Items from a dataset:
_ _ _ _

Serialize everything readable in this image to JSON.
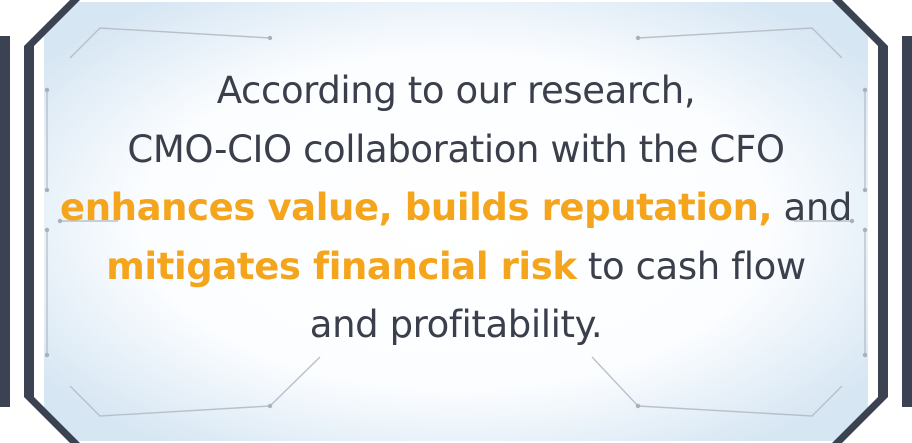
{
  "callout": {
    "lines": [
      {
        "plain": "According to our research,"
      },
      {
        "plain": "CMO-CIO collaboration with the CFO"
      },
      {
        "highlight": "enhances value, builds reputation,",
        "plain": " and"
      },
      {
        "highlight": "mitigates financial risk",
        "plain": " to cash flow"
      },
      {
        "plain": "and profitability."
      }
    ]
  },
  "colors": {
    "text": "#3a3f4b",
    "highlight": "#f4a51c",
    "frame_dark": "#3b4252",
    "frame_line": "#b9c0c9",
    "panel_glow": "#d6e6f3"
  }
}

_ _ _ _

What to do:
How many of the listing's lines contain "plain"? Respond with a single number and nothing else.

Answer below:
5